• [MATERIAL TO PROCESS]
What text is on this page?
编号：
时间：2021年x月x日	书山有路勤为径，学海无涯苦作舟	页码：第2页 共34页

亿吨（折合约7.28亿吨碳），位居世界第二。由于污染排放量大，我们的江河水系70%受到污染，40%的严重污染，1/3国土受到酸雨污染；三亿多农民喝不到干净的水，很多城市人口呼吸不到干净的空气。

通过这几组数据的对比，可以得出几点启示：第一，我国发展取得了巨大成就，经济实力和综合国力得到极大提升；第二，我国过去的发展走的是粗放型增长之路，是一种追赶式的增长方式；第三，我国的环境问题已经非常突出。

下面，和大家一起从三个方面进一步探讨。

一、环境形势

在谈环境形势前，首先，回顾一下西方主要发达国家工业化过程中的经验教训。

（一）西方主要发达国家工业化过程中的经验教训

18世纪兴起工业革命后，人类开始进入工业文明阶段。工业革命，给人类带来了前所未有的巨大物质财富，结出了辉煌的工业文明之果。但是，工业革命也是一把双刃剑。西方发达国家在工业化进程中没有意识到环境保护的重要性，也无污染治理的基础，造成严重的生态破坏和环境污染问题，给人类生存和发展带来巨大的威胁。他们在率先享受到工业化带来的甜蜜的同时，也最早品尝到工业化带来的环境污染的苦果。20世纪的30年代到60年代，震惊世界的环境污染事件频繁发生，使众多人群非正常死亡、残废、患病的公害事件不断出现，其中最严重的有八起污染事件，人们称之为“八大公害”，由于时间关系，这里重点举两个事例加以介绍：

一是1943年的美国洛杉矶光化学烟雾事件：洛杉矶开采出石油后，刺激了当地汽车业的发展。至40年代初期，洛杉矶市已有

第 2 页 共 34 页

• [WORK TO COMPLETE] Reproduce all of the material above word for word.

• [ANSWER TO THIS EXERCISE]
What text is on this page?
编号：
时间：2021年x月x日	书山有路勤为径，学海无涯苦作舟	页码：第2页 共34页

亿吨（折合约7.28亿吨碳），位居世界第二。由于污染排放量大，我们的江河水系70%受到污染，40%的严重污染，1/3国土受到酸雨污染；三亿多农民喝不到干净的水，很多城市人口呼吸不到干净的空气。

通过这几组数据的对比，可以得出几点启示：第一，我国发展取得了巨大成就，经济实力和综合国力得到极大提升；第二，我国过去的发展走的是粗放型增长之路，是一种追赶式的增长方式；第三，我国的环境问题已经非常突出。

下面，和大家一起从三个方面进一步探讨。

一、环境形势

在谈环境形势前，首先，回顾一下西方主要发达国家工业化过程中的经验教训。

（一）西方主要发达国家工业化过程中的经验教训

18世纪兴起工业革命后，人类开始进入工业文明阶段。工业革命，给人类带来了前所未有的巨大物质财富，结出了辉煌的工业文明之果。但是，工业革命也是一把双刃剑。西方发达国家在工业化进程中没有意识到环境保护的重要性，也无污染治理的基础，造成严重的生态破坏和环境污染问题，给人类生存和发展带来巨大的威胁。他们在率先享受到工业化带来的甜蜜的同时，也最早品尝到工业化带来的环境污染的苦果。20世纪的30年代到60年代，震惊世界的环境污染事件频繁发生，使众多人群非正常死亡、残废、患病的公害事件不断出现，其中最严重的有八起污染事件，人们称之为“八大公害”，由于时间关系，这里重点举两个事例加以介绍：

一是1943年的美国洛杉矶光化学烟雾事件：洛杉矶开采出石油后，刺激了当地汽车业的发展。至40年代初期，洛杉矶市已有

第 2 页 共 34 页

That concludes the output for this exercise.